*EXERCISE OBJECTIVE*.
Write out all of the entries exactly as given.

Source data
==============================

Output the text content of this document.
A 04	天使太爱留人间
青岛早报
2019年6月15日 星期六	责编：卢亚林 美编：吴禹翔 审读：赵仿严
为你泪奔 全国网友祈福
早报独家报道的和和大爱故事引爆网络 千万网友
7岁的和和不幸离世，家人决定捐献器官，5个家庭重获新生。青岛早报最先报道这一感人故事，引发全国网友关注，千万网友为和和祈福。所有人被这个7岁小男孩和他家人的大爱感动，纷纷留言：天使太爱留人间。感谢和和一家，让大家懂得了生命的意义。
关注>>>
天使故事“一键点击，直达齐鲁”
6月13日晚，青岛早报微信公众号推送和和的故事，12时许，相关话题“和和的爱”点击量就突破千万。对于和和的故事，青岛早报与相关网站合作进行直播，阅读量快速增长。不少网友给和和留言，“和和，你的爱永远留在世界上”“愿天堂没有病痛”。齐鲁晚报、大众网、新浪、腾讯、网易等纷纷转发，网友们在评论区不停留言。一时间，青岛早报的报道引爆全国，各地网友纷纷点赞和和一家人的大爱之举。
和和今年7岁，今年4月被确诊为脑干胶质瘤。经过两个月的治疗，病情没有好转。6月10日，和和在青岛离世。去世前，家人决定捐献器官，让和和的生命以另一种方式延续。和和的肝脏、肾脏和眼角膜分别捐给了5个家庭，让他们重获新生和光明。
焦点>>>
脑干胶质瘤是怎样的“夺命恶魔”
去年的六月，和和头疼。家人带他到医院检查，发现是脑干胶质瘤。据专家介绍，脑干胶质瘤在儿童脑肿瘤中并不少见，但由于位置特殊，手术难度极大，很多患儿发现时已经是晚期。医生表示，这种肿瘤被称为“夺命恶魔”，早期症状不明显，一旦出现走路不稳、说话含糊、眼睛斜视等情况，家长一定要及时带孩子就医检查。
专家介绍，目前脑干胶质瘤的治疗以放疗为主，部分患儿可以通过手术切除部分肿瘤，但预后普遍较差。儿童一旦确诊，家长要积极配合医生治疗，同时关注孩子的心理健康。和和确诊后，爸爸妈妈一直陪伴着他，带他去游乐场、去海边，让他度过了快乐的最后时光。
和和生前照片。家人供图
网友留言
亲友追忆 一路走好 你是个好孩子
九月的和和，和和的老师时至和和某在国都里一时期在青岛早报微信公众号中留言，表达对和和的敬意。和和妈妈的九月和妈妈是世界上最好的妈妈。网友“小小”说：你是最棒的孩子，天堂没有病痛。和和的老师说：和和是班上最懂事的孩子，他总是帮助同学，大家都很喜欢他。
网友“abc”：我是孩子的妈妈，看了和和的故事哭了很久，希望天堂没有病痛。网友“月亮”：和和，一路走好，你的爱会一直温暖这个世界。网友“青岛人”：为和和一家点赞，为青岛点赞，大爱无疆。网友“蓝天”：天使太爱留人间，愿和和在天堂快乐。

==============================

*FULL ANSWER*.
Output the text content of this document.
A 04	天使太爱留人间
青岛早报
2019年6月15日 星期六	责编：卢亚林 美编：吴禹翔 审读：赵仿严
为你泪奔 全国网友祈福
早报独家报道的和和大爱故事引爆网络 千万网友
7岁的和和不幸离世，家人决定捐献器官，5个家庭重获新生。青岛早报最先报道这一感人故事，引发全国网友关注，千万网友为和和祈福。所有人被这个7岁小男孩和他家人的大爱感动，纷纷留言：天使太爱留人间。感谢和和一家，让大家懂得了生命的意义。
关注>>>
天使故事“一键点击，直达齐鲁”
6月13日晚，青岛早报微信公众号推送和和的故事，12时许，相关话题“和和的爱”点击量就突破千万。对于和和的故事，青岛早报与相关网站合作进行直播，阅读量快速增长。不少网友给和和留言，“和和，你的爱永远留在世界上”“愿天堂没有病痛”。齐鲁晚报、大众网、新浪、腾讯、网易等纷纷转发，网友们在评论区不停留言。一时间，青岛早报的报道引爆全国，各地网友纷纷点赞和和一家人的大爱之举。
和和今年7岁，今年4月被确诊为脑干胶质瘤。经过两个月的治疗，病情没有好转。6月10日，和和在青岛离世。去世前，家人决定捐献器官，让和和的生命以另一种方式延续。和和的肝脏、肾脏和眼角膜分别捐给了5个家庭，让他们重获新生和光明。
焦点>>>
脑干胶质瘤是怎样的“夺命恶魔”
去年的六月，和和头疼。家人带他到医院检查，发现是脑干胶质瘤。据专家介绍，脑干胶质瘤在儿童脑肿瘤中并不少见，但由于位置特殊，手术难度极大，很多患儿发现时已经是晚期。医生表示，这种肿瘤被称为“夺命恶魔”，早期症状不明显，一旦出现走路不稳、说话含糊、眼睛斜视等情况，家长一定要及时带孩子就医检查。
专家介绍，目前脑干胶质瘤的治疗以放疗为主，部分患儿可以通过手术切除部分肿瘤，但预后普遍较差。儿童一旦确诊，家长要积极配合医生治疗，同时关注孩子的心理健康。和和确诊后，爸爸妈妈一直陪伴着他，带他去游乐场、去海边，让他度过了快乐的最后时光。
和和生前照片。家人供图
网友留言
亲友追忆 一路走好 你是个好孩子
九月的和和，和和的老师时至和和某在国都里一时期在青岛早报微信公众号中留言，表达对和和的敬意。和和妈妈的九月和妈妈是世界上最好的妈妈。网友“小小”说：你是最棒的孩子，天堂没有病痛。和和的老师说：和和是班上最懂事的孩子，他总是帮助同学，大家都很喜欢他。
网友“abc”：我是孩子的妈妈，看了和和的故事哭了很久，希望天堂没有病痛。网友“月亮”：和和，一路走好，你的爱会一直温暖这个世界。网友“青岛人”：为和和一家点赞，为青岛点赞，大爱无疆。网友“蓝天”：天使太爱留人间，愿和和在天堂快乐。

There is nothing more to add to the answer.